AIM:
Collect each line containing "Benchmark".

DATA SHOWN:

::::

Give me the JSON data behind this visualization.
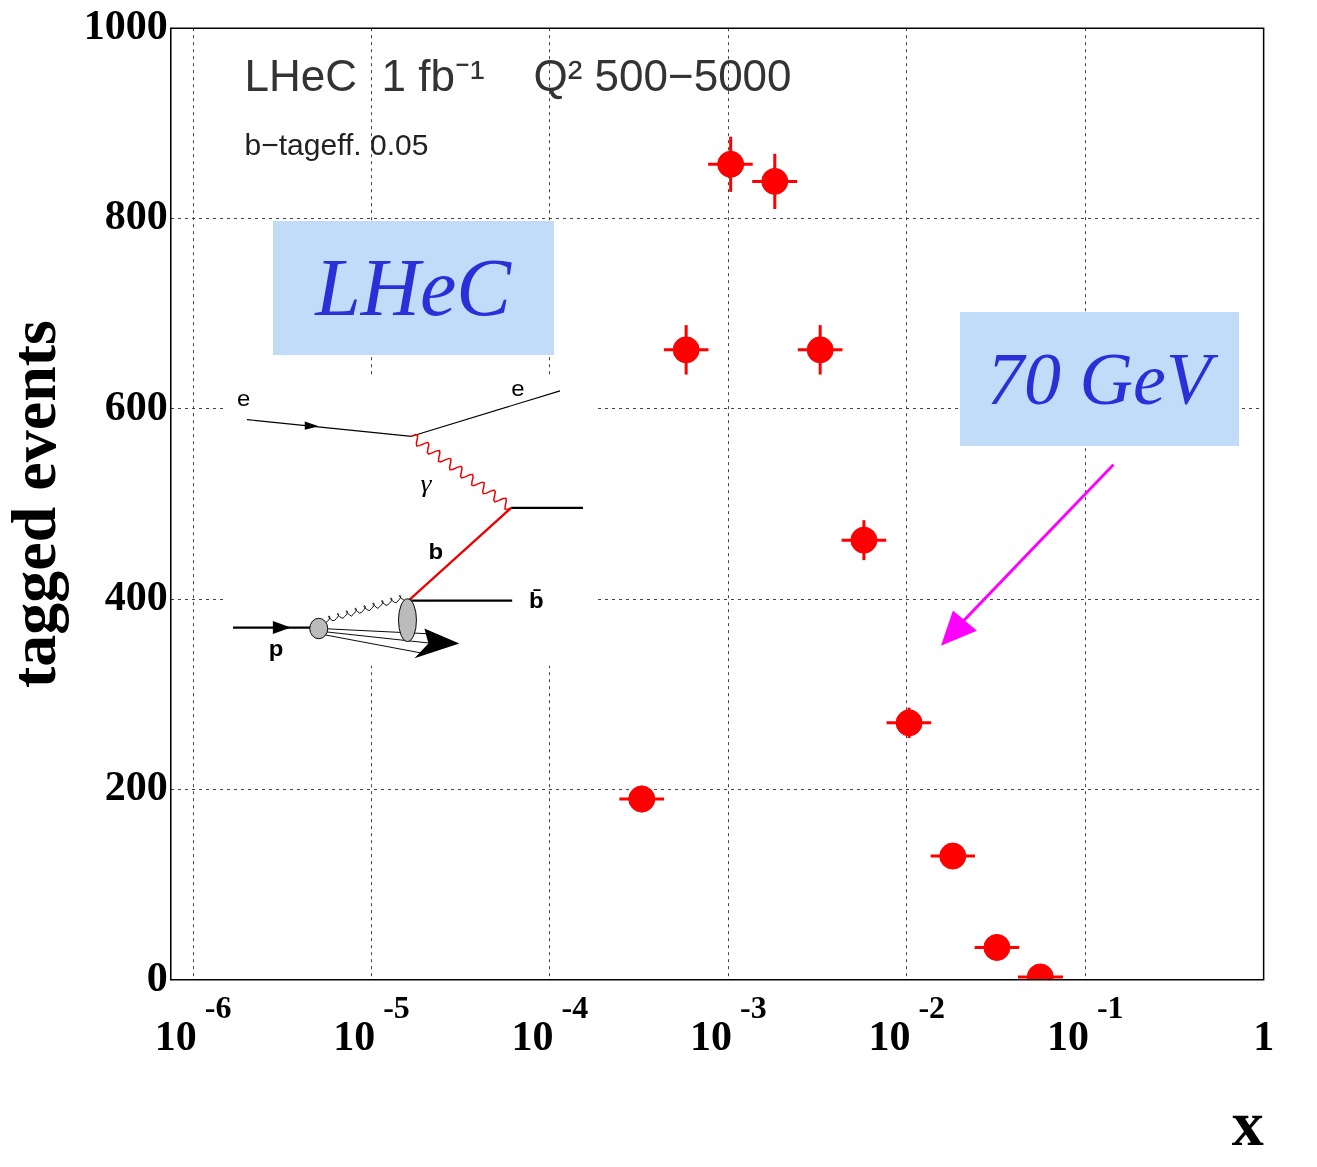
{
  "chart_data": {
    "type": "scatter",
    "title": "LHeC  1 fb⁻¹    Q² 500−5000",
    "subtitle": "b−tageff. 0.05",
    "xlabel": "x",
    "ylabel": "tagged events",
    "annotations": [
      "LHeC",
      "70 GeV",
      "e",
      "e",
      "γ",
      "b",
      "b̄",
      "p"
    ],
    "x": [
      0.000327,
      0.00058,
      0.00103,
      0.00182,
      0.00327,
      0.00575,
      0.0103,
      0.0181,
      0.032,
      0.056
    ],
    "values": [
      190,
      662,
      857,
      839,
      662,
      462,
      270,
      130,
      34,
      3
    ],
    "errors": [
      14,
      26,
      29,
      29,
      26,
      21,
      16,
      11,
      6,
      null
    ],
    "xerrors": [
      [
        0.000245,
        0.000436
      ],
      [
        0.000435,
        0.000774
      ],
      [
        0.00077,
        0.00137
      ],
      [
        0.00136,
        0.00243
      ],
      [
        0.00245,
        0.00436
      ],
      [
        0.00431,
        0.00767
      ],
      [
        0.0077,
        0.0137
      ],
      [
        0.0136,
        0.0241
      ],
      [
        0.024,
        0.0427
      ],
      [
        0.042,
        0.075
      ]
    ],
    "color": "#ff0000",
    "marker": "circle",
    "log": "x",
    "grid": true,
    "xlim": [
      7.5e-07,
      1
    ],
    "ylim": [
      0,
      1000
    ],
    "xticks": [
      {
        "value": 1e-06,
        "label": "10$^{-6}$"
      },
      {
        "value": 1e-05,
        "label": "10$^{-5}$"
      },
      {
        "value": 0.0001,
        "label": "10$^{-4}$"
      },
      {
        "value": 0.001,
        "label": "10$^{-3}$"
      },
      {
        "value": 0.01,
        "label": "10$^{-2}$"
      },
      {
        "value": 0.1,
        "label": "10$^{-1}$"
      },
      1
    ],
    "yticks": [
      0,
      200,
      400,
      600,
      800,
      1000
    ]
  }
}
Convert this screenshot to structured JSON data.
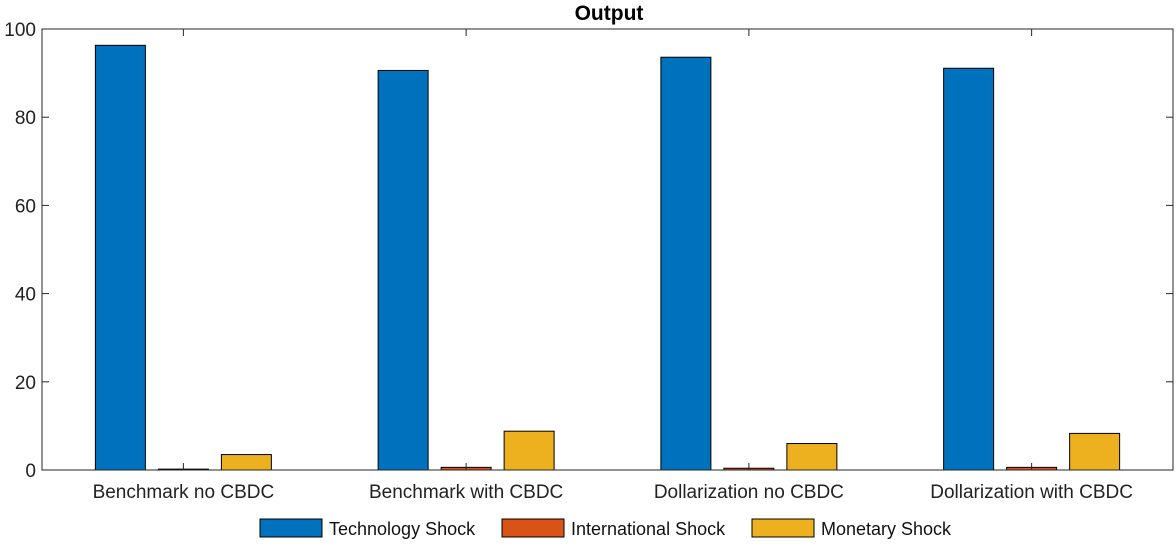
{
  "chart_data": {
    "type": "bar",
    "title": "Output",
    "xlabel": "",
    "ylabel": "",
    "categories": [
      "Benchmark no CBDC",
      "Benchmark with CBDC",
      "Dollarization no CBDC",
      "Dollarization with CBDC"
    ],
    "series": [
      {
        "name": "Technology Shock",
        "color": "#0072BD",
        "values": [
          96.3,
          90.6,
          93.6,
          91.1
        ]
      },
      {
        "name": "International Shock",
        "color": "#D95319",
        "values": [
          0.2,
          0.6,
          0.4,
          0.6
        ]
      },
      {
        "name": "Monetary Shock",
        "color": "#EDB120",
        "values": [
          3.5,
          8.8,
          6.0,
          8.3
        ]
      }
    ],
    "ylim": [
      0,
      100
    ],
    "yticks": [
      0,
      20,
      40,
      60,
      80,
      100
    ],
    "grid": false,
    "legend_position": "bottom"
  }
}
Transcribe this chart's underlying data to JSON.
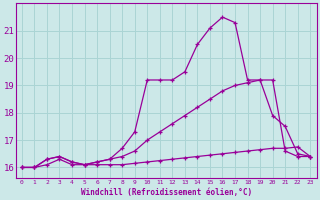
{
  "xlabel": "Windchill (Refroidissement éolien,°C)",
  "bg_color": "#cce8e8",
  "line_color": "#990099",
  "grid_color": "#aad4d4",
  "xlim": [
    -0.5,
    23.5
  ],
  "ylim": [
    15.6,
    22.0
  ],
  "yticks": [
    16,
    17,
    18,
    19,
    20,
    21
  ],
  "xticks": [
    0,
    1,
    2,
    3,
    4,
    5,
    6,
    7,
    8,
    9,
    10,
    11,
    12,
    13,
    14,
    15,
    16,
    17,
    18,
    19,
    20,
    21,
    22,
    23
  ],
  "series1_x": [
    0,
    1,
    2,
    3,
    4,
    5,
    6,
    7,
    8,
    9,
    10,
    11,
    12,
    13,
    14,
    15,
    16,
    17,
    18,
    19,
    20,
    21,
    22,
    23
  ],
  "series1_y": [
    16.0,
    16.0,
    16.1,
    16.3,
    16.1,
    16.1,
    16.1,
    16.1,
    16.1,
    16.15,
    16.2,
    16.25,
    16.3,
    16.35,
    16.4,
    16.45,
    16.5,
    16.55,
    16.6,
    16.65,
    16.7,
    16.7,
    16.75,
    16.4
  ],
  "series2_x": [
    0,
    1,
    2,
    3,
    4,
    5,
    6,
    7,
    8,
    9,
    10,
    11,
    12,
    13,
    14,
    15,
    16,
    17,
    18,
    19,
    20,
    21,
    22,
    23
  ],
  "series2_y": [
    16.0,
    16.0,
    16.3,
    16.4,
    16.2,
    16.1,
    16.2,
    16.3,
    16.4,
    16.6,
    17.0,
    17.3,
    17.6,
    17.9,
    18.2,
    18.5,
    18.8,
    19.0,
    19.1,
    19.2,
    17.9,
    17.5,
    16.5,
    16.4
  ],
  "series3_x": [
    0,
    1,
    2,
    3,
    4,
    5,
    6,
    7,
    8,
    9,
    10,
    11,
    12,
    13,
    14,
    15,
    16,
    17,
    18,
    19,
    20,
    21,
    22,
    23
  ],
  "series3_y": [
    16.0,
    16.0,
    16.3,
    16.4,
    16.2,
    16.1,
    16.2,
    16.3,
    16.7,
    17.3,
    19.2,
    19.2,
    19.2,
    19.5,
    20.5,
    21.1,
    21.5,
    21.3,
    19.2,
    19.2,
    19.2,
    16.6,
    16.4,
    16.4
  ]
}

::::

REPLY TO THE TASK:
      "Benchmark no CBDC",
      "Benchmark with CBDC",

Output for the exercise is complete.